EXERCISE GOAL: Reproduce every line below character for character, changing nothing.

(Element location listings)
+---+
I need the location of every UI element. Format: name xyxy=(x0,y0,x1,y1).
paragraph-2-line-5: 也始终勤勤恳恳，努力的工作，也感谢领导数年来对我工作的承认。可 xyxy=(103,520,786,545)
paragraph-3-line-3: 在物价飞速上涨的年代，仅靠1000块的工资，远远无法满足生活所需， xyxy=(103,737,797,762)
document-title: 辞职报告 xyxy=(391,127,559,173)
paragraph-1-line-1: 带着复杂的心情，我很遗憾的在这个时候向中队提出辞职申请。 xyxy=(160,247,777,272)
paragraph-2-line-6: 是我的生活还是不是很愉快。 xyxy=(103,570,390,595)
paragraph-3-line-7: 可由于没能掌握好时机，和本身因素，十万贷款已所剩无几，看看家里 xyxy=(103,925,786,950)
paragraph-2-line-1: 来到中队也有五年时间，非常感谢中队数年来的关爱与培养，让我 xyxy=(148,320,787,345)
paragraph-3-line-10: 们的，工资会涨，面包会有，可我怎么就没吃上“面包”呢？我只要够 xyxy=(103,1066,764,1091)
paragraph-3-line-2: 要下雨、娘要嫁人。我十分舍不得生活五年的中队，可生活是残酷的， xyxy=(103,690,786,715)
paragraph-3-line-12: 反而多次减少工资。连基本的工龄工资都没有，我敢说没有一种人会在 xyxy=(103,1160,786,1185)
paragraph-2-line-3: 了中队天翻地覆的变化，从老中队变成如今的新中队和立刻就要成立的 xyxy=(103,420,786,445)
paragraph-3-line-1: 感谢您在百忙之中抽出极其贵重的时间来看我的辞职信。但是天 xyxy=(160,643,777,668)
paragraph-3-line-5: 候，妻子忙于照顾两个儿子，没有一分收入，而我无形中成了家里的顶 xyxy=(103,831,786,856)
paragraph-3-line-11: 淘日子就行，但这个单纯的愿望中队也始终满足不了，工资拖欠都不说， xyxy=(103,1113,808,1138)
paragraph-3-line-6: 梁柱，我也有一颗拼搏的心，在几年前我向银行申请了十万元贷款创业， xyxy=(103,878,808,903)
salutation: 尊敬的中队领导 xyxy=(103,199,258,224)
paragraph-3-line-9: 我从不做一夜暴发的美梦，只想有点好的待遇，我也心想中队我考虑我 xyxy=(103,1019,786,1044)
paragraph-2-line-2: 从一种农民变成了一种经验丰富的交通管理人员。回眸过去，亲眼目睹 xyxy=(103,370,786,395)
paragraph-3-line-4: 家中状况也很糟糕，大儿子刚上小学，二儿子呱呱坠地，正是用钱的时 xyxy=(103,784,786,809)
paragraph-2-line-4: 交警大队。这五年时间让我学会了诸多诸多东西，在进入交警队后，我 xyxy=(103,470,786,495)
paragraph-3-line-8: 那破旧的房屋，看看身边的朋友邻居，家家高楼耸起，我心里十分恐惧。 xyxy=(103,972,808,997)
+---+
TASK SOLUTION:
I need the location of every UI element. Format: name xyxy=(x0,y0,x1,y1).
paragraph-2-line-5: 也始终勤勤恳恳，努力的工作，也感谢领导数年来对我工作的承认。可 xyxy=(103,520,786,545)
paragraph-3-line-3: 在物价飞速上涨的年代，仅靠1000块的工资，远远无法满足生活所需， xyxy=(103,737,797,762)
document-title: 辞职报告 xyxy=(391,127,559,173)
paragraph-1-line-1: 带着复杂的心情，我很遗憾的在这个时候向中队提出辞职申请。 xyxy=(160,247,777,272)
paragraph-2-line-6: 是我的生活还是不是很愉快。 xyxy=(103,570,390,595)
paragraph-3-line-7: 可由于没能掌握好时机，和本身因素，十万贷款已所剩无几，看看家里 xyxy=(103,925,786,950)
paragraph-2-line-1: 来到中队也有五年时间，非常感谢中队数年来的关爱与培养，让我 xyxy=(148,320,787,345)
paragraph-3-line-10: 们的，工资会涨，面包会有，可我怎么就没吃上“面包”呢？我只要够 xyxy=(103,1066,764,1091)
paragraph-3-line-2: 要下雨、娘要嫁人。我十分舍不得生活五年的中队，可生活是残酷的， xyxy=(103,690,786,715)
paragraph-3-line-12: 反而多次减少工资。连基本的工龄工资都没有，我敢说没有一种人会在 xyxy=(103,1160,786,1185)
paragraph-2-line-3: 了中队天翻地覆的变化，从老中队变成如今的新中队和立刻就要成立的 xyxy=(103,420,786,445)
paragraph-3-line-1: 感谢您在百忙之中抽出极其贵重的时间来看我的辞职信。但是天 xyxy=(160,643,777,668)
paragraph-3-line-5: 候，妻子忙于照顾两个儿子，没有一分收入，而我无形中成了家里的顶 xyxy=(103,831,786,856)
paragraph-3-line-11: 淘日子就行，但这个单纯的愿望中队也始终满足不了，工资拖欠都不说， xyxy=(103,1113,808,1138)
paragraph-3-line-6: 梁柱，我也有一颗拼搏的心，在几年前我向银行申请了十万元贷款创业， xyxy=(103,878,808,903)
salutation: 尊敬的中队领导 xyxy=(103,199,258,224)
paragraph-3-line-9: 我从不做一夜暴发的美梦，只想有点好的待遇，我也心想中队我考虑我 xyxy=(103,1019,786,1044)
paragraph-2-line-2: 从一种农民变成了一种经验丰富的交通管理人员。回眸过去，亲眼目睹 xyxy=(103,370,786,395)
paragraph-3-line-4: 家中状况也很糟糕，大儿子刚上小学，二儿子呱呱坠地，正是用钱的时 xyxy=(103,784,786,809)
paragraph-2-line-4: 交警大队。这五年时间让我学会了诸多诸多东西，在进入交警队后，我 xyxy=(103,470,786,495)
paragraph-3-line-8: 那破旧的房屋，看看身边的朋友邻居，家家高楼耸起，我心里十分恐惧。 xyxy=(103,972,808,997)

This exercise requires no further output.